[DESCRIPTION OF THE TASK] With the exception of the pictures, transcribe the entire listing exactly.

START RECORDS FOR THE EXERCISE

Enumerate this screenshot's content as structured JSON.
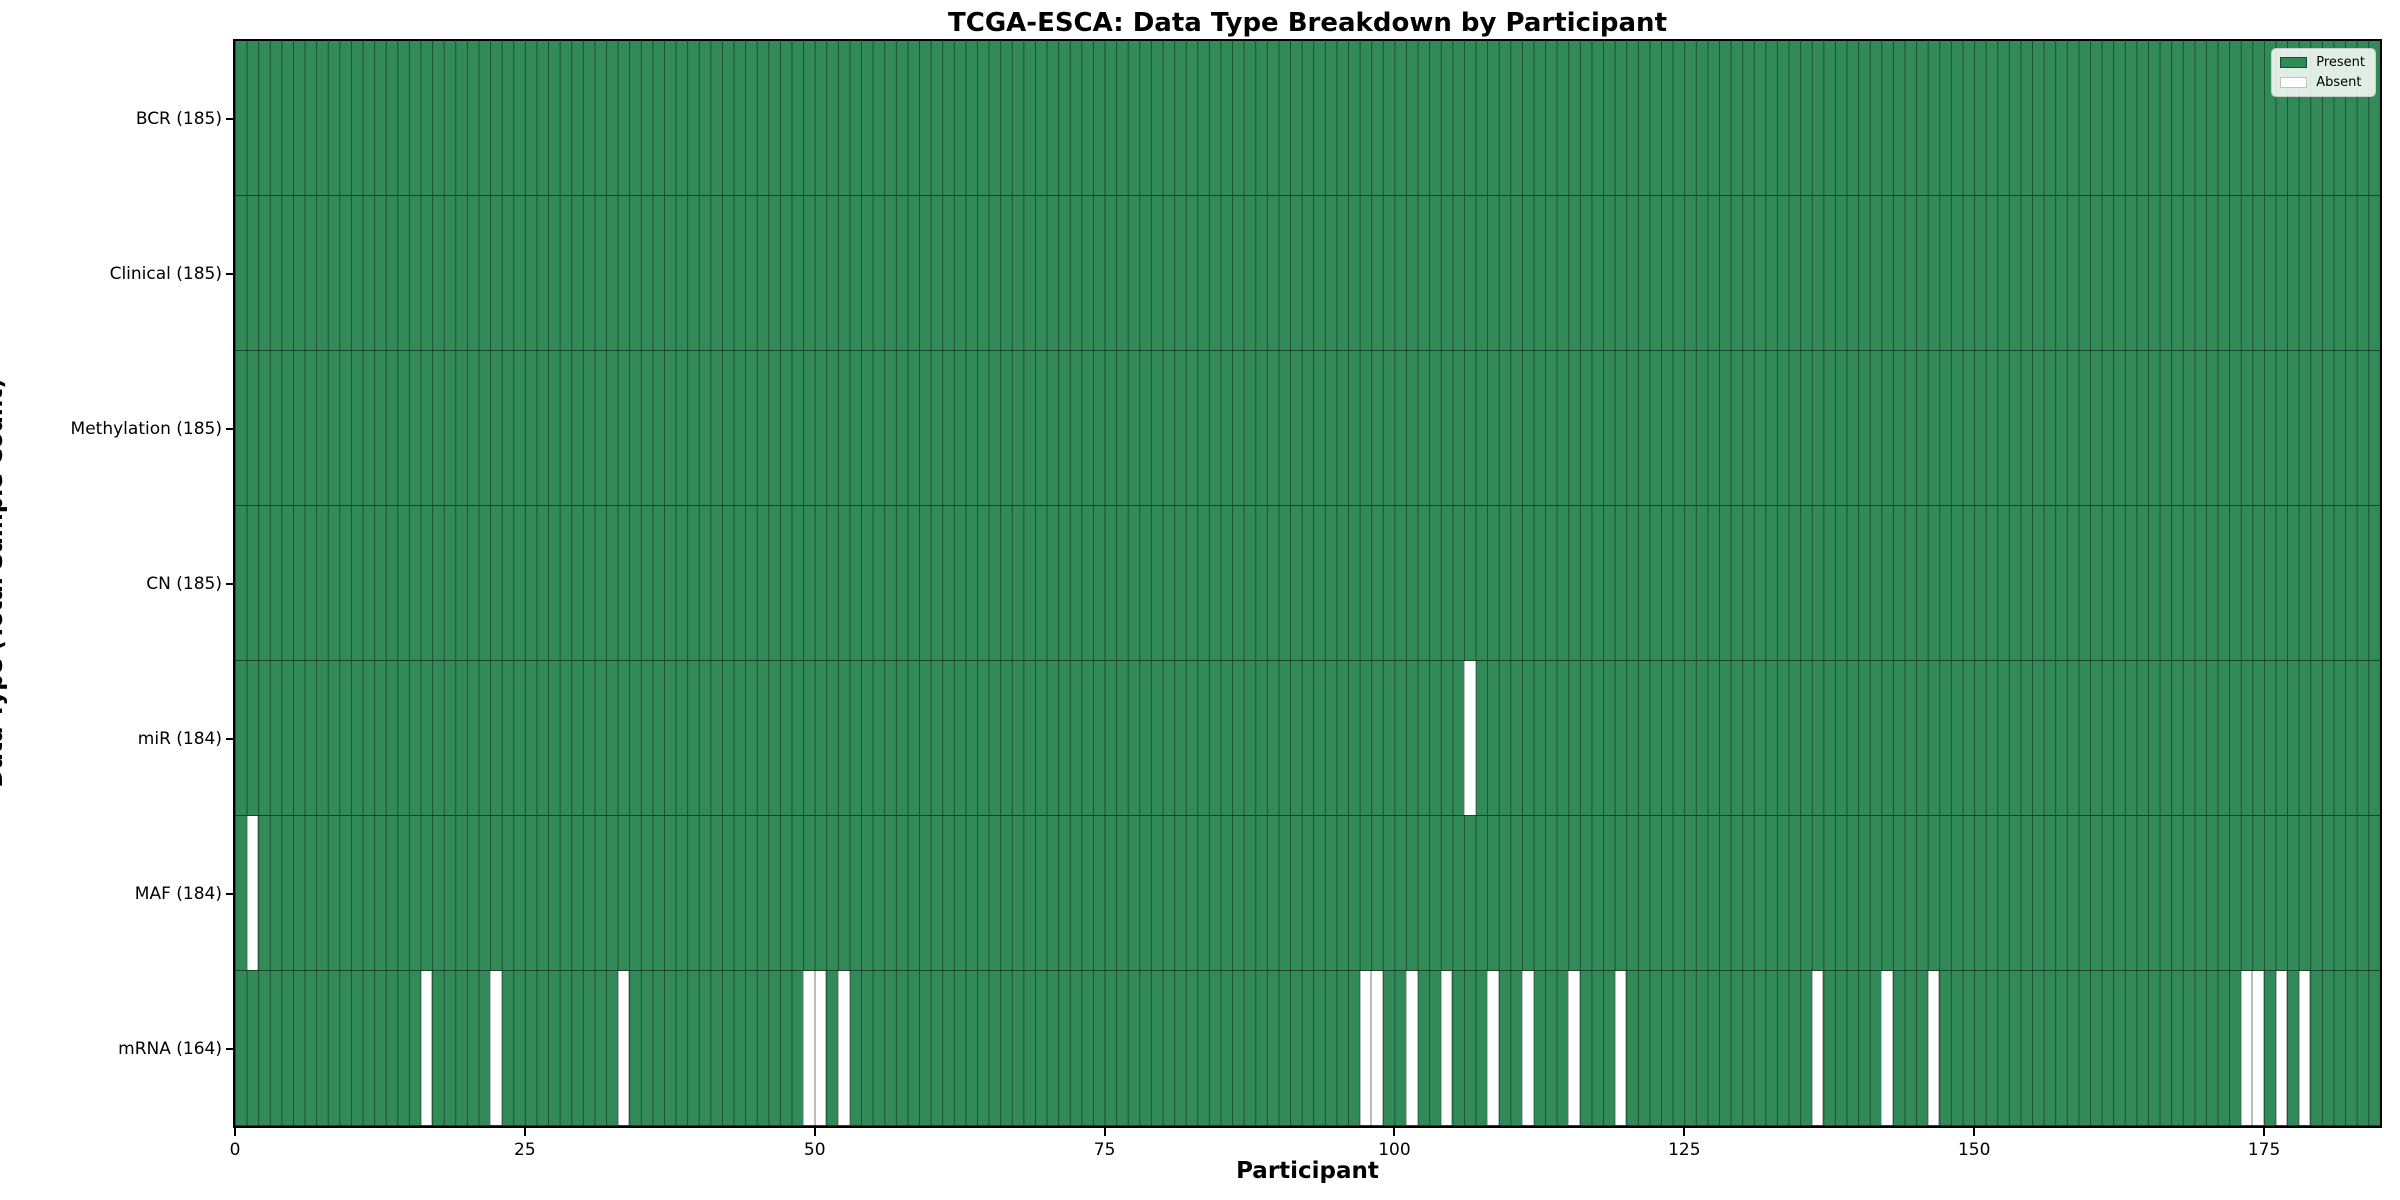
{
  "chart_data": {
    "type": "heatmap",
    "title": "TCGA-ESCA: Data Type Breakdown by Participant",
    "xlabel": "Participant",
    "ylabel": "Data Type (Total Sample Count)",
    "x_ticks": [
      0,
      25,
      50,
      75,
      100,
      125,
      150,
      175
    ],
    "x_range": [
      0,
      185
    ],
    "n_participants": 185,
    "grid": false,
    "legend_position": "upper right",
    "colors": {
      "present": "#2e8b57",
      "absent": "#ffffff",
      "cell_edge": "rgba(0,0,0,0.42)",
      "row_separator": "rgba(0,0,0,0.5)",
      "spine": "#000000"
    },
    "legend": [
      {
        "label": "Present",
        "color": "#2e8b57"
      },
      {
        "label": "Absent",
        "color": "#ffffff"
      }
    ],
    "rows": [
      {
        "label": "BCR (185)",
        "data_type": "BCR",
        "present_count": 185,
        "absent_participants": []
      },
      {
        "label": "Clinical (185)",
        "data_type": "Clinical",
        "present_count": 185,
        "absent_participants": []
      },
      {
        "label": "Methylation (185)",
        "data_type": "Methylation",
        "present_count": 185,
        "absent_participants": []
      },
      {
        "label": "CN (185)",
        "data_type": "CN",
        "present_count": 185,
        "absent_participants": []
      },
      {
        "label": "miR (184)",
        "data_type": "miR",
        "present_count": 184,
        "absent_participants": [
          106
        ]
      },
      {
        "label": "MAF (184)",
        "data_type": "MAF",
        "present_count": 184,
        "absent_participants": [
          1
        ]
      },
      {
        "label": "mRNA (164)",
        "data_type": "mRNA",
        "present_count": 164,
        "absent_participants": [
          16,
          22,
          33,
          49,
          50,
          52,
          97,
          98,
          101,
          104,
          108,
          111,
          115,
          119,
          136,
          142,
          146,
          173,
          174,
          176,
          178
        ]
      }
    ]
  }
}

END RECORDS FOR THE EXERCISE

[FINISHED TASK]
Enumerate this screenshot's content as structured JSON.
{
  "chart_data": {
    "type": "heatmap",
    "title": "TCGA-ESCA: Data Type Breakdown by Participant",
    "xlabel": "Participant",
    "ylabel": "Data Type (Total Sample Count)",
    "x_ticks": [
      0,
      25,
      50,
      75,
      100,
      125,
      150,
      175
    ],
    "x_range": [
      0,
      185
    ],
    "n_participants": 185,
    "grid": false,
    "legend_position": "upper right",
    "colors": {
      "present": "#2e8b57",
      "absent": "#ffffff",
      "cell_edge": "rgba(0,0,0,0.42)",
      "row_separator": "rgba(0,0,0,0.5)",
      "spine": "#000000"
    },
    "legend": [
      {
        "label": "Present",
        "color": "#2e8b57"
      },
      {
        "label": "Absent",
        "color": "#ffffff"
      }
    ],
    "rows": [
      {
        "label": "BCR (185)",
        "data_type": "BCR",
        "present_count": 185,
        "absent_participants": []
      },
      {
        "label": "Clinical (185)",
        "data_type": "Clinical",
        "present_count": 185,
        "absent_participants": []
      },
      {
        "label": "Methylation (185)",
        "data_type": "Methylation",
        "present_count": 185,
        "absent_participants": []
      },
      {
        "label": "CN (185)",
        "data_type": "CN",
        "present_count": 185,
        "absent_participants": []
      },
      {
        "label": "miR (184)",
        "data_type": "miR",
        "present_count": 184,
        "absent_participants": [
          106
        ]
      },
      {
        "label": "MAF (184)",
        "data_type": "MAF",
        "present_count": 184,
        "absent_participants": [
          1
        ]
      },
      {
        "label": "mRNA (164)",
        "data_type": "mRNA",
        "present_count": 164,
        "absent_participants": [
          16,
          22,
          33,
          49,
          50,
          52,
          97,
          98,
          101,
          104,
          108,
          111,
          115,
          119,
          136,
          142,
          146,
          173,
          174,
          176,
          178
        ]
      }
    ]
  }
}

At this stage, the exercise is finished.